## Directive
Check every line below for the string "Physics", and copy the lines that contain it.

## Data shown

- - -

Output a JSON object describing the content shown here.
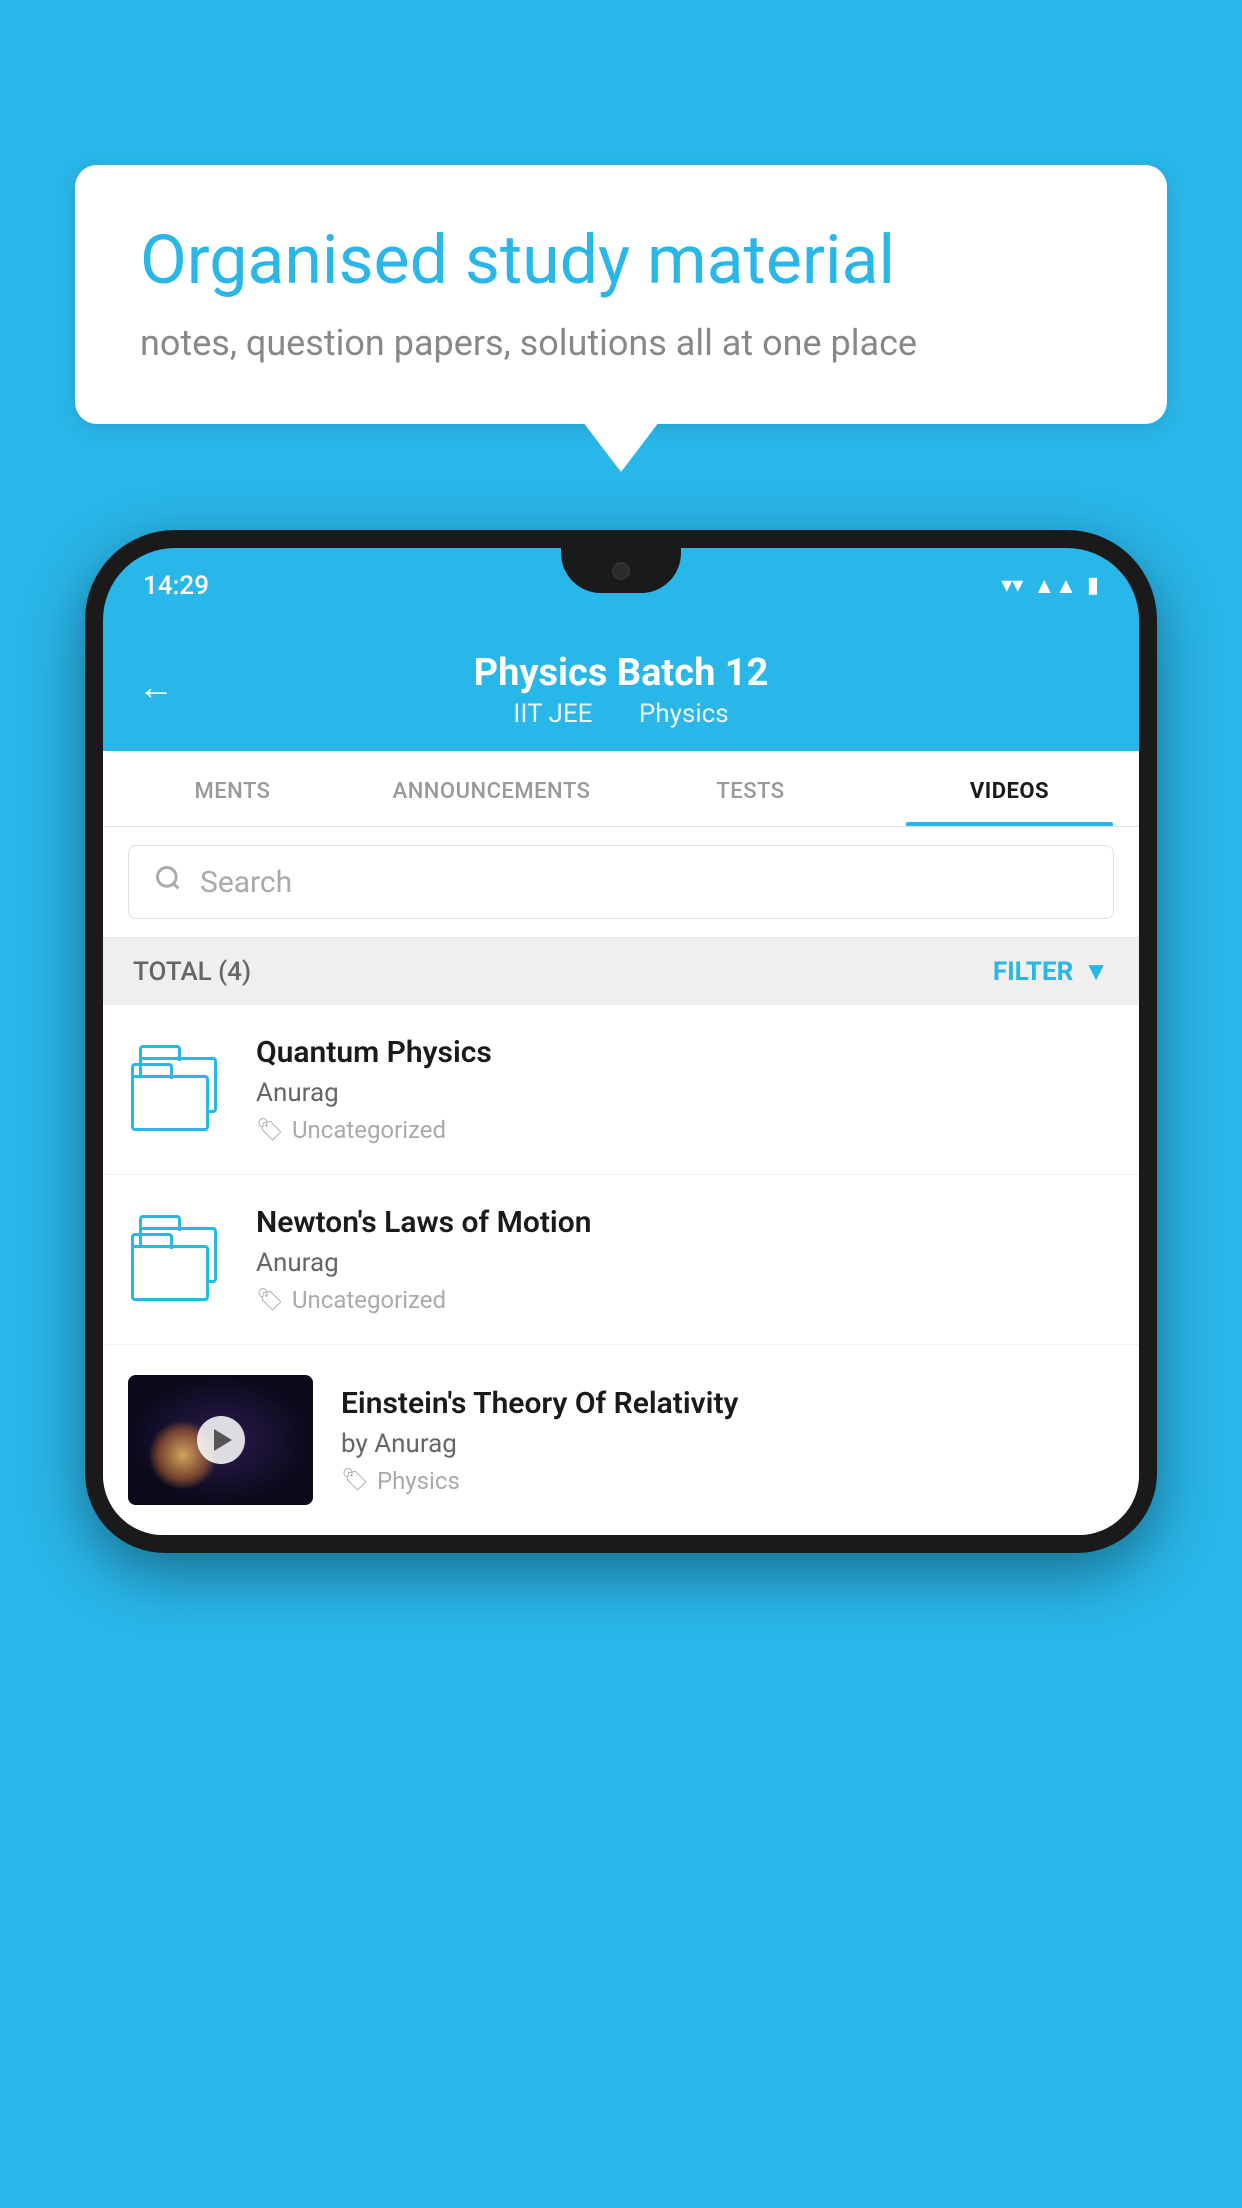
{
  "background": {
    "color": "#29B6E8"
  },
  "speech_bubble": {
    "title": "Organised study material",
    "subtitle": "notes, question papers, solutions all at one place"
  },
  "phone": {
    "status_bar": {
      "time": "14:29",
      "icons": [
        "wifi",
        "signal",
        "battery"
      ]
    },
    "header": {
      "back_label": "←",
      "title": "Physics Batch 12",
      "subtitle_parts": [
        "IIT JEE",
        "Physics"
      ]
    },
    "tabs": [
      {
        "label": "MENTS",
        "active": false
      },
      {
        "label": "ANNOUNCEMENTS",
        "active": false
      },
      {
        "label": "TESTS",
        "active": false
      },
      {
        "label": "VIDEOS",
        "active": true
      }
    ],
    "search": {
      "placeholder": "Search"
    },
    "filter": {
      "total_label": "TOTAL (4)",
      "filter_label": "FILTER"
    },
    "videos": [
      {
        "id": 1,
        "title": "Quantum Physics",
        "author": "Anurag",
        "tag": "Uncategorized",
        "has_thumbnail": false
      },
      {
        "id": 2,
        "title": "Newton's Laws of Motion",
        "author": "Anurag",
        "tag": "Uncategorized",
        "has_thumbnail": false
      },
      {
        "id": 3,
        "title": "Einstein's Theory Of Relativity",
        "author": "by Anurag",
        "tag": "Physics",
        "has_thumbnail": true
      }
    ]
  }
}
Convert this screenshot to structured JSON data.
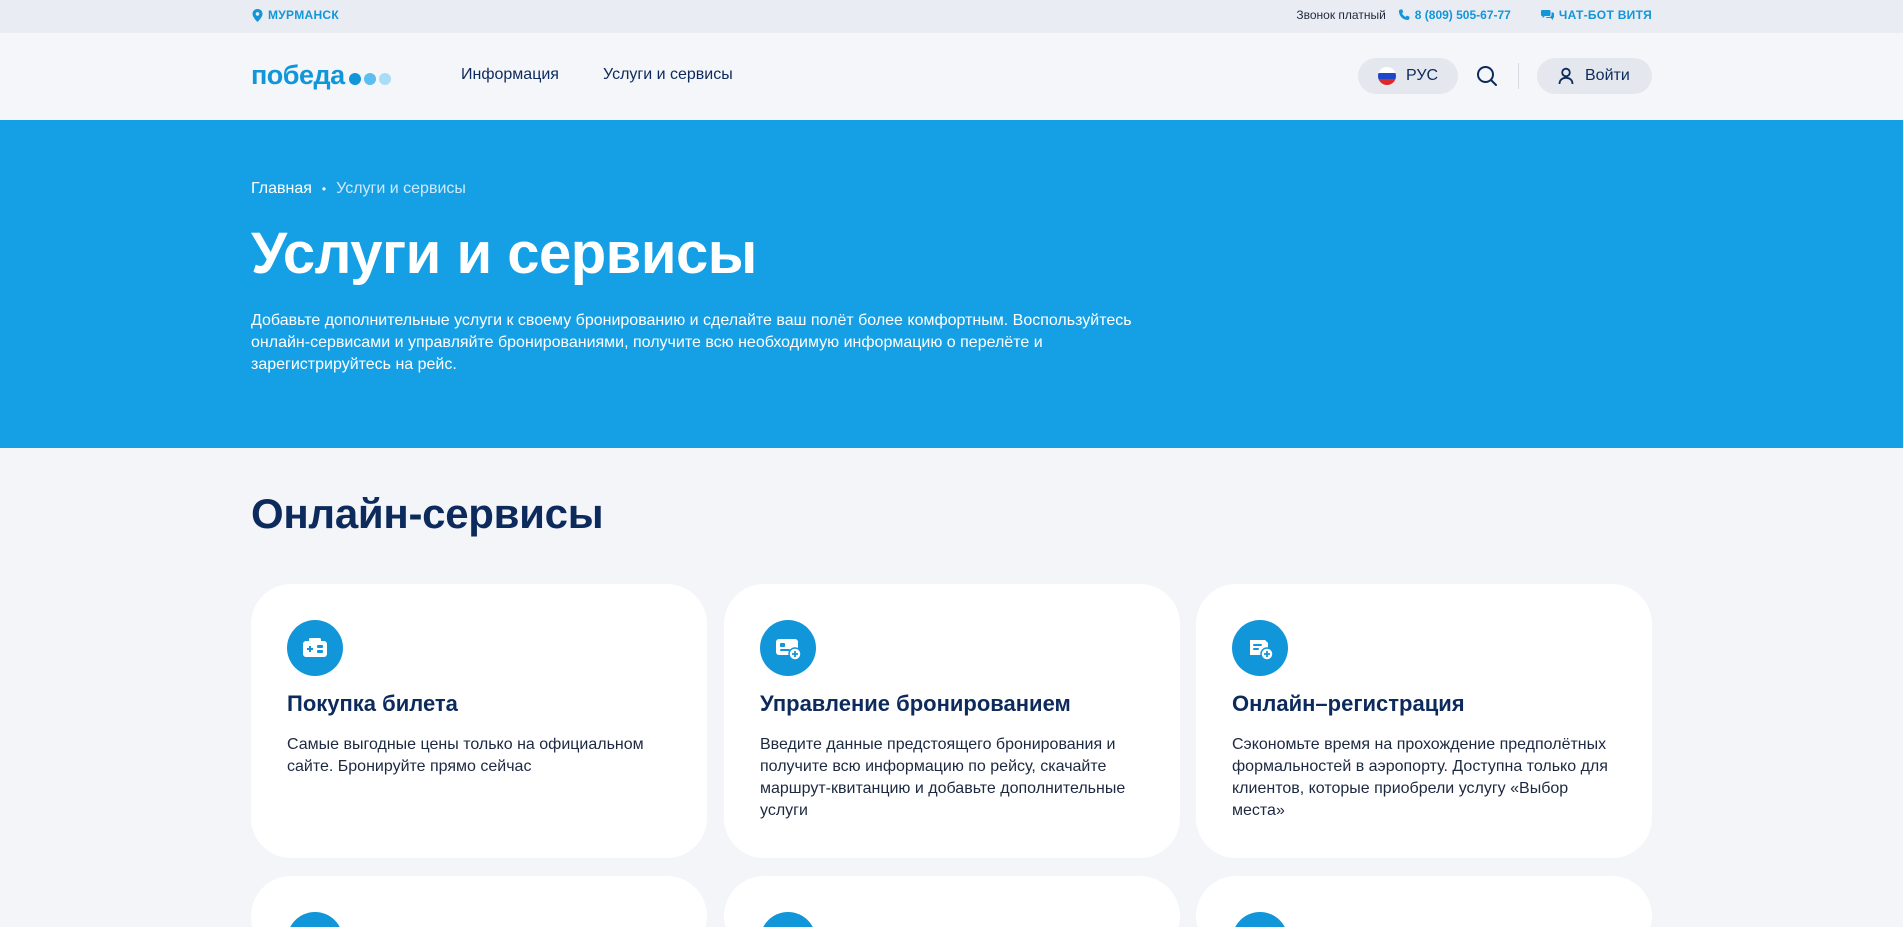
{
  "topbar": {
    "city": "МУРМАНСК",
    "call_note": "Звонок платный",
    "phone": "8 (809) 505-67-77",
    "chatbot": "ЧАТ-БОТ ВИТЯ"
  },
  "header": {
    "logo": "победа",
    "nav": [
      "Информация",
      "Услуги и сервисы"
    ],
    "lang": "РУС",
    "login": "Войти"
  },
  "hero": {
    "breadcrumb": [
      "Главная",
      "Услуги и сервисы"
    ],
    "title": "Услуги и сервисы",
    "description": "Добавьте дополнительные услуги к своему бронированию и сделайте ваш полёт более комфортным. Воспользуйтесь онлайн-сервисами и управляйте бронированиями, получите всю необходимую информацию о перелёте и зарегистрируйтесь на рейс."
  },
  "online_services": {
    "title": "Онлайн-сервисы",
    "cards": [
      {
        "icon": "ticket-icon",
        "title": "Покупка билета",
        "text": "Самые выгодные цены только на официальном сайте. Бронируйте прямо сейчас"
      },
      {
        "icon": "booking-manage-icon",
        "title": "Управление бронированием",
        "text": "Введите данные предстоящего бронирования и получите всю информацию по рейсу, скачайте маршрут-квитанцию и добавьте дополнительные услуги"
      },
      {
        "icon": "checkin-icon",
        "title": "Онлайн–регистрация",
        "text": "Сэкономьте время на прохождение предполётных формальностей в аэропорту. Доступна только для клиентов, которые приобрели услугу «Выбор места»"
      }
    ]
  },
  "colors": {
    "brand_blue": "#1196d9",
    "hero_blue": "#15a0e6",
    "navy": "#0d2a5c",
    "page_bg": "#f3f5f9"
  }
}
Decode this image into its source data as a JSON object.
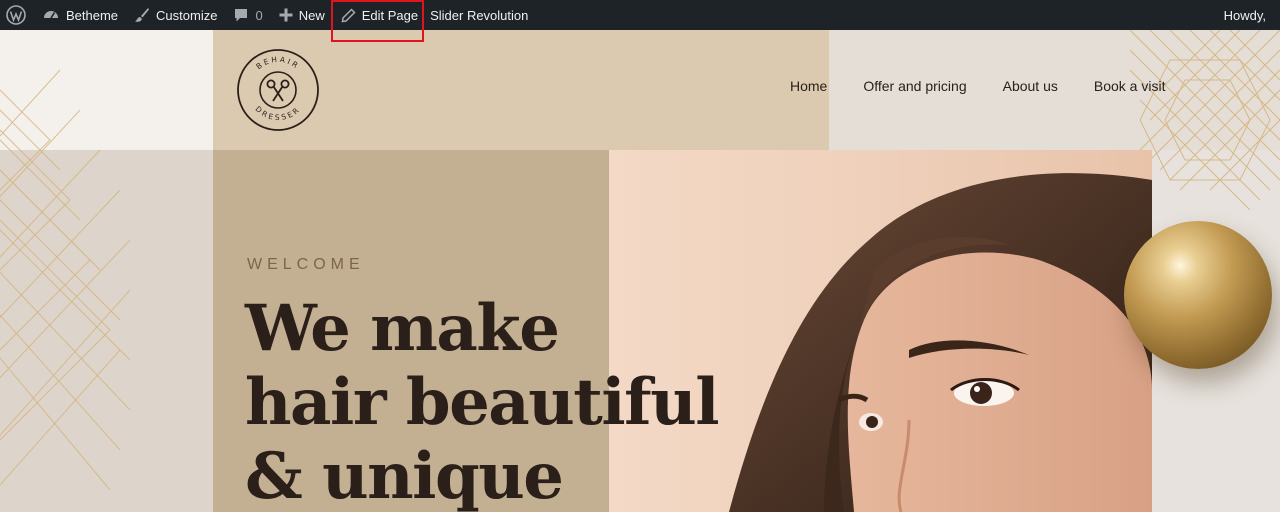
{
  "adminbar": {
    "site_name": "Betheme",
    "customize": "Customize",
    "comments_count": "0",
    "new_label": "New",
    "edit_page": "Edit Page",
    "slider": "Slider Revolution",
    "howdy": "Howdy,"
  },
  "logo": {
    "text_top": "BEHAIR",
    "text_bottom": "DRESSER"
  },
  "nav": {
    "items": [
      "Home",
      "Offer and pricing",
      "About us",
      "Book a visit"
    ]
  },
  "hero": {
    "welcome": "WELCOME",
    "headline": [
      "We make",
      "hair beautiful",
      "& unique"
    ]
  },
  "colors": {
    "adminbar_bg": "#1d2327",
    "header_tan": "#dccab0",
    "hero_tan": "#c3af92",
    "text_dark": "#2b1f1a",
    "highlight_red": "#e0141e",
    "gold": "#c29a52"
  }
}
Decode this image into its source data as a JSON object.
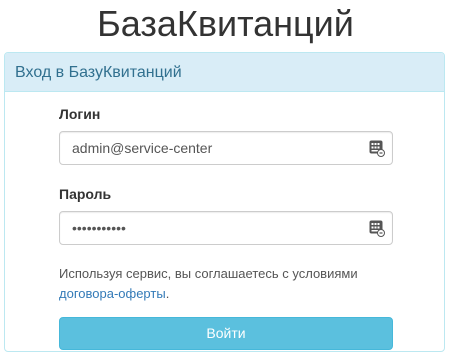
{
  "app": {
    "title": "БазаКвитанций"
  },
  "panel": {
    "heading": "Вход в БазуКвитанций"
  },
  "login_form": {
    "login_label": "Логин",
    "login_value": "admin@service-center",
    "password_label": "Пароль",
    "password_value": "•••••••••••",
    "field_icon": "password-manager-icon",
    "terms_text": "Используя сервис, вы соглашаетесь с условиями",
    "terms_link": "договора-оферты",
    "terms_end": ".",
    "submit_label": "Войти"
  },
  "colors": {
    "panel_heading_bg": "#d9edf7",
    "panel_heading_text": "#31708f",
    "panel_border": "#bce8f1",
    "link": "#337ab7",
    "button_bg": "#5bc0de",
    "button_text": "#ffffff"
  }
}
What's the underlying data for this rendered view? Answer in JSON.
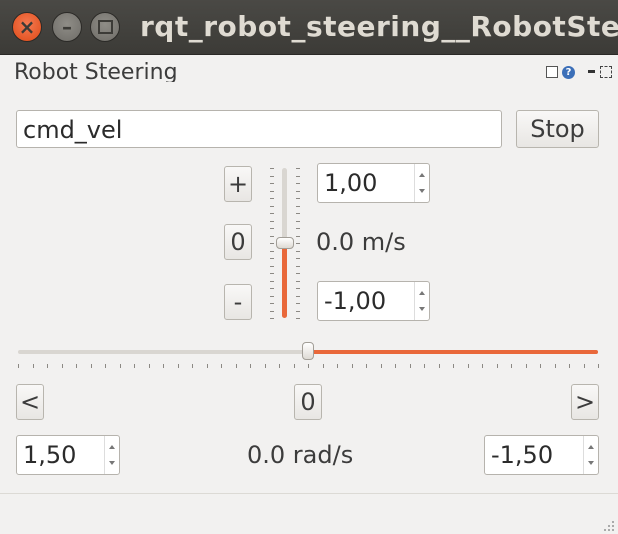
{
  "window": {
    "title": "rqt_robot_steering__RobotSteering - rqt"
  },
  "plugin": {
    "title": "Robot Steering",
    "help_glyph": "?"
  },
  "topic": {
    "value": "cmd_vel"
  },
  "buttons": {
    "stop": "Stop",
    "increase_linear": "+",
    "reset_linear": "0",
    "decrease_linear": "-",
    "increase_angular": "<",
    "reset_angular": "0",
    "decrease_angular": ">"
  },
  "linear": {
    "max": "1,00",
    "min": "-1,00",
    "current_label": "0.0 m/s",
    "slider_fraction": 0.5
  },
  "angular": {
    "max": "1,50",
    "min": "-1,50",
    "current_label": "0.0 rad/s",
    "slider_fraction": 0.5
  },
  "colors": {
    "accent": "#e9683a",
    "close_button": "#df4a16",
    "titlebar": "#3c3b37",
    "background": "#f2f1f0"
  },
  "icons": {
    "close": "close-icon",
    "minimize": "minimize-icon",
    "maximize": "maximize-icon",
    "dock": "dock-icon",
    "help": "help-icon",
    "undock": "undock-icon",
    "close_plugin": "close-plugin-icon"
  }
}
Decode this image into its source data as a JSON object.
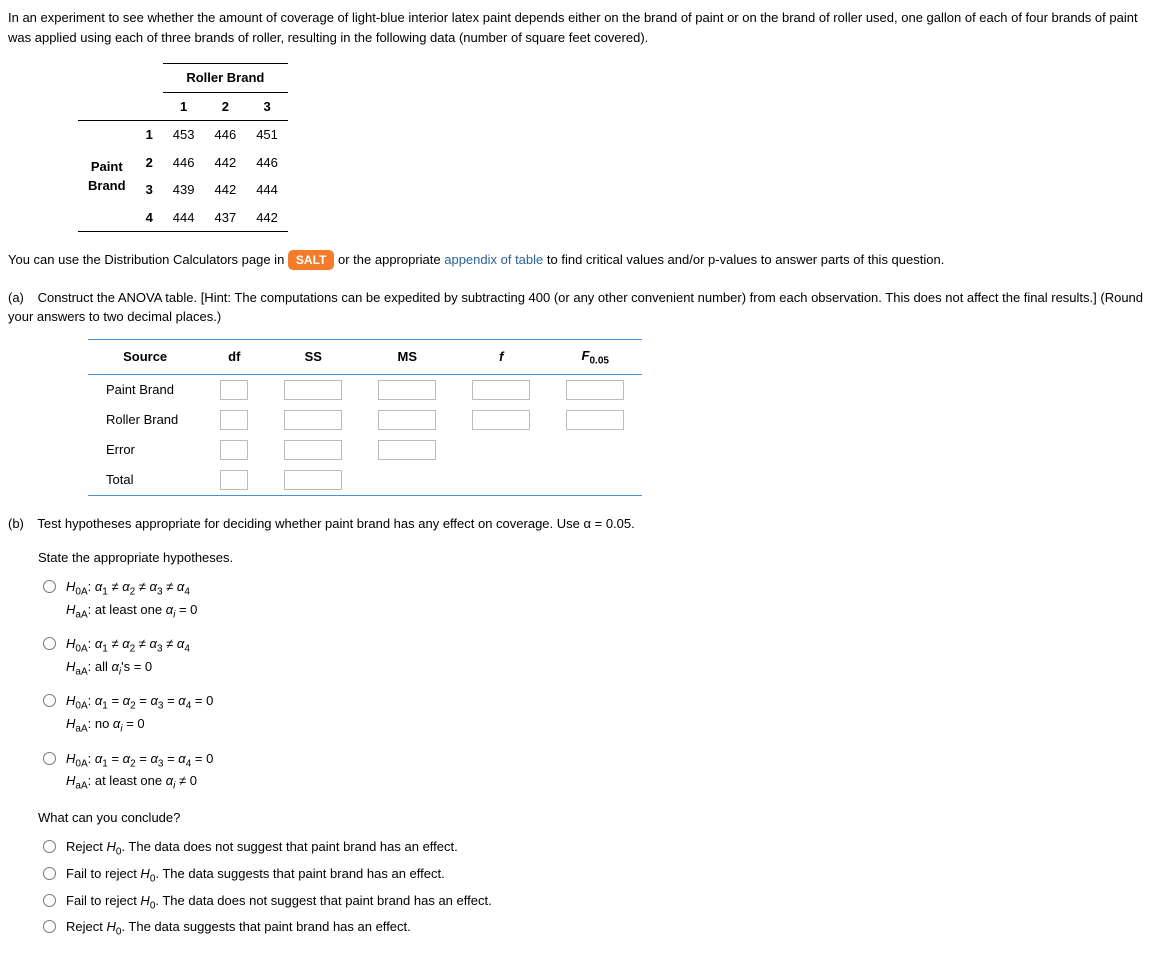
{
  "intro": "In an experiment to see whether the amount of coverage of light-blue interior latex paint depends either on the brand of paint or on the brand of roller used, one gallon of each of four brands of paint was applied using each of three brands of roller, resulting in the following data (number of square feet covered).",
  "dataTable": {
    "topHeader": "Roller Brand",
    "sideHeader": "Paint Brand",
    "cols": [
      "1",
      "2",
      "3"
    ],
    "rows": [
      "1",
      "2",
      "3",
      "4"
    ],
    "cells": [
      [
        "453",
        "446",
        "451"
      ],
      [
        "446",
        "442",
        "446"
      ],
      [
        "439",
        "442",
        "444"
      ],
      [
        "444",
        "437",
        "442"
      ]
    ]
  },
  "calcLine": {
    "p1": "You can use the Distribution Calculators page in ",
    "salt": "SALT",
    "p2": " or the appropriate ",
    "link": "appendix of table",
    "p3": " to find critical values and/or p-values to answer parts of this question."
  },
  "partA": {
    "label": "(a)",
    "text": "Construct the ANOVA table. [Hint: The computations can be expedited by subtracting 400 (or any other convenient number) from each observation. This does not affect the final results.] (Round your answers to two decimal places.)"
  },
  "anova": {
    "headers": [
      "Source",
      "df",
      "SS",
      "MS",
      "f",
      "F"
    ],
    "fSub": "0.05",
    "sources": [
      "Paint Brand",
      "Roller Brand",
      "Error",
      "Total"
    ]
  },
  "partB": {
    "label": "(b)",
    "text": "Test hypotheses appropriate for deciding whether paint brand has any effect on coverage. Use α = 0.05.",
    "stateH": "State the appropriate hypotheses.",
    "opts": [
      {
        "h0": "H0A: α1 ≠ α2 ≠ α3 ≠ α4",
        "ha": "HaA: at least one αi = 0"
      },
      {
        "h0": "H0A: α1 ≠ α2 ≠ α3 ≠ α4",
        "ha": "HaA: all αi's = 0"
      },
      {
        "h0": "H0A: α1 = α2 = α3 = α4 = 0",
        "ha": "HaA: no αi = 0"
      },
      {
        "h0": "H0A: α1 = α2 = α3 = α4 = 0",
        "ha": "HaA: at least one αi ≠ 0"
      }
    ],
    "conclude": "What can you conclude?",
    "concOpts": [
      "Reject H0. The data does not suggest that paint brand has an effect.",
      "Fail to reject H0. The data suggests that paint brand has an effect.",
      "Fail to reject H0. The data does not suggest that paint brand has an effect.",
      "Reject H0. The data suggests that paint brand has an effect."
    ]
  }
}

- - -

## Exercise solution
      "title": "Physics Batch 12",
        "Physics"
        "title": "Quantum Physics",
        "tag": "Physics",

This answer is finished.